> **WHAT IS EXPECTED**: Return the listing word for word, as given.

Dataset records:
= = =

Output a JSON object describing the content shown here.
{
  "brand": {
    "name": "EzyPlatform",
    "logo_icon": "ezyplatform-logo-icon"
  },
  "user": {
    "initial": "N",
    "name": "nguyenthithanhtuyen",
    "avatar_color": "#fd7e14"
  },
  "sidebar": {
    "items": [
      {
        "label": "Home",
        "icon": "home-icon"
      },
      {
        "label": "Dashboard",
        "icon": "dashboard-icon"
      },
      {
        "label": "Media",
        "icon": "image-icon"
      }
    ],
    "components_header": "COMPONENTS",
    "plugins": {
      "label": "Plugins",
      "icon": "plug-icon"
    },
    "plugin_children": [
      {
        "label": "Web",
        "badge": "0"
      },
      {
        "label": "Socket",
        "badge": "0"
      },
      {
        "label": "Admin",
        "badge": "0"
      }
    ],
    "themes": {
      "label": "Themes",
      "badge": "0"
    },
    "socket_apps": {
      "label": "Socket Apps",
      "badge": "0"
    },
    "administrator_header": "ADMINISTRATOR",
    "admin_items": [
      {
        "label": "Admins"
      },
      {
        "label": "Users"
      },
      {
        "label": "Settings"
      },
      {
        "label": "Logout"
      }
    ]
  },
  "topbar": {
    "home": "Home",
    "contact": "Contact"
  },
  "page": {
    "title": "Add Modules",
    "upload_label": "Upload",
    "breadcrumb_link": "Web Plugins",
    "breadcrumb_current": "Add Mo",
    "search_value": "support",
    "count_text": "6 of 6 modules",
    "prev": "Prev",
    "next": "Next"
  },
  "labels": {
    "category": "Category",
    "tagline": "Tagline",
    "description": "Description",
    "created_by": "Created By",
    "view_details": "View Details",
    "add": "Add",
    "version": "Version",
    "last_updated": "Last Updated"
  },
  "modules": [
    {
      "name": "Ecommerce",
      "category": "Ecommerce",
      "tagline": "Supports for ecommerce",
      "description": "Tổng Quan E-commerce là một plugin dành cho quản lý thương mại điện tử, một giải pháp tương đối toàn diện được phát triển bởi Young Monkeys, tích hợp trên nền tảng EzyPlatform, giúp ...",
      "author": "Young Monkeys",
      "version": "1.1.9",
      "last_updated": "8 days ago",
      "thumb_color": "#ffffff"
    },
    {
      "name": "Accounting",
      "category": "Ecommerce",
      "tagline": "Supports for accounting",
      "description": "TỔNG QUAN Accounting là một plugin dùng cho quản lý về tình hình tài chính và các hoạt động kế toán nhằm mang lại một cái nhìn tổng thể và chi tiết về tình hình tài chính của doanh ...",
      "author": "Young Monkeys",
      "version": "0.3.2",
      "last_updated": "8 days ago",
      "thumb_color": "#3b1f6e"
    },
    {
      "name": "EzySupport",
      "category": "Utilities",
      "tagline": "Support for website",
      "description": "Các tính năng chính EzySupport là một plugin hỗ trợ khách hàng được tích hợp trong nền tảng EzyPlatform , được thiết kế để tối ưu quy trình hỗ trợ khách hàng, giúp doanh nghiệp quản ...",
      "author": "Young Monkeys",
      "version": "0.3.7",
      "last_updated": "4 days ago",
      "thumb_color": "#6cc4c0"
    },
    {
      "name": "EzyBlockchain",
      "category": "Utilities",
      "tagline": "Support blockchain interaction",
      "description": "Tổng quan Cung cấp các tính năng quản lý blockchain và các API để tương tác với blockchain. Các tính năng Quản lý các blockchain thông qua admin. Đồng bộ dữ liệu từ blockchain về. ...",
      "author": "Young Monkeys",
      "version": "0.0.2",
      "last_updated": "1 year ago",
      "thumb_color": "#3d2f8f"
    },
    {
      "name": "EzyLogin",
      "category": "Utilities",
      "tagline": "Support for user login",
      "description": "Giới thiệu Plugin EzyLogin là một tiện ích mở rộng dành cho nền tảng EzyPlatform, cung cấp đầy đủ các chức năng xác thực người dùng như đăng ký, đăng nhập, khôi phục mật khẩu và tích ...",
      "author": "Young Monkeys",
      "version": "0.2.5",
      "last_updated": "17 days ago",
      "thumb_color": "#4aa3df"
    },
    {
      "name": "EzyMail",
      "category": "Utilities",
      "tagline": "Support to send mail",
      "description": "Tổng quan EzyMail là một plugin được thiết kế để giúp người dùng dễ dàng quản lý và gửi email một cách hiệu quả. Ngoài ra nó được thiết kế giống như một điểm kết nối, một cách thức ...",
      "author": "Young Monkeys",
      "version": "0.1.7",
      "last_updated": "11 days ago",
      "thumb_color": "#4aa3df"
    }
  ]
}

= = =

> **TASK RESULT**:
Output a JSON object describing the content shown here.
{
  "brand": {
    "name": "EzyPlatform",
    "logo_icon": "ezyplatform-logo-icon"
  },
  "user": {
    "initial": "N",
    "name": "nguyenthithanhtuyen",
    "avatar_color": "#fd7e14"
  },
  "sidebar": {
    "items": [
      {
        "label": "Home",
        "icon": "home-icon"
      },
      {
        "label": "Dashboard",
        "icon": "dashboard-icon"
      },
      {
        "label": "Media",
        "icon": "image-icon"
      }
    ],
    "components_header": "COMPONENTS",
    "plugins": {
      "label": "Plugins",
      "icon": "plug-icon"
    },
    "plugin_children": [
      {
        "label": "Web",
        "badge": "0"
      },
      {
        "label": "Socket",
        "badge": "0"
      },
      {
        "label": "Admin",
        "badge": "0"
      }
    ],
    "themes": {
      "label": "Themes",
      "badge": "0"
    },
    "socket_apps": {
      "label": "Socket Apps",
      "badge": "0"
    },
    "administrator_header": "ADMINISTRATOR",
    "admin_items": [
      {
        "label": "Admins"
      },
      {
        "label": "Users"
      },
      {
        "label": "Settings"
      },
      {
        "label": "Logout"
      }
    ]
  },
  "topbar": {
    "home": "Home",
    "contact": "Contact"
  },
  "page": {
    "title": "Add Modules",
    "upload_label": "Upload",
    "breadcrumb_link": "Web Plugins",
    "breadcrumb_current": "Add Mo",
    "search_value": "support",
    "count_text": "6 of 6 modules",
    "prev": "Prev",
    "next": "Next"
  },
  "labels": {
    "category": "Category",
    "tagline": "Tagline",
    "description": "Description",
    "created_by": "Created By",
    "view_details": "View Details",
    "add": "Add",
    "version": "Version",
    "last_updated": "Last Updated"
  },
  "modules": [
    {
      "name": "Ecommerce",
      "category": "Ecommerce",
      "tagline": "Supports for ecommerce",
      "description": "Tổng Quan E-commerce là một plugin dành cho quản lý thương mại điện tử, một giải pháp tương đối toàn diện được phát triển bởi Young Monkeys, tích hợp trên nền tảng EzyPlatform, giúp ...",
      "author": "Young Monkeys",
      "version": "1.1.9",
      "last_updated": "8 days ago",
      "thumb_color": "#ffffff"
    },
    {
      "name": "Accounting",
      "category": "Ecommerce",
      "tagline": "Supports for accounting",
      "description": "TỔNG QUAN Accounting là một plugin dùng cho quản lý về tình hình tài chính và các hoạt động kế toán nhằm mang lại một cái nhìn tổng thể và chi tiết về tình hình tài chính của doanh ...",
      "author": "Young Monkeys",
      "version": "0.3.2",
      "last_updated": "8 days ago",
      "thumb_color": "#3b1f6e"
    },
    {
      "name": "EzySupport",
      "category": "Utilities",
      "tagline": "Support for website",
      "description": "Các tính năng chính EzySupport là một plugin hỗ trợ khách hàng được tích hợp trong nền tảng EzyPlatform , được thiết kế để tối ưu quy trình hỗ trợ khách hàng, giúp doanh nghiệp quản ...",
      "author": "Young Monkeys",
      "version": "0.3.7",
      "last_updated": "4 days ago",
      "thumb_color": "#6cc4c0"
    },
    {
      "name": "EzyBlockchain",
      "category": "Utilities",
      "tagline": "Support blockchain interaction",
      "description": "Tổng quan Cung cấp các tính năng quản lý blockchain và các API để tương tác với blockchain. Các tính năng Quản lý các blockchain thông qua admin. Đồng bộ dữ liệu từ blockchain về. ...",
      "author": "Young Monkeys",
      "version": "0.0.2",
      "last_updated": "1 year ago",
      "thumb_color": "#3d2f8f"
    },
    {
      "name": "EzyLogin",
      "category": "Utilities",
      "tagline": "Support for user login",
      "description": "Giới thiệu Plugin EzyLogin là một tiện ích mở rộng dành cho nền tảng EzyPlatform, cung cấp đầy đủ các chức năng xác thực người dùng như đăng ký, đăng nhập, khôi phục mật khẩu và tích ...",
      "author": "Young Monkeys",
      "version": "0.2.5",
      "last_updated": "17 days ago",
      "thumb_color": "#4aa3df"
    },
    {
      "name": "EzyMail",
      "category": "Utilities",
      "tagline": "Support to send mail",
      "description": "Tổng quan EzyMail là một plugin được thiết kế để giúp người dùng dễ dàng quản lý và gửi email một cách hiệu quả. Ngoài ra nó được thiết kế giống như một điểm kết nối, một cách thức ...",
      "author": "Young Monkeys",
      "version": "0.1.7",
      "last_updated": "11 days ago",
      "thumb_color": "#4aa3df"
    }
  ]
}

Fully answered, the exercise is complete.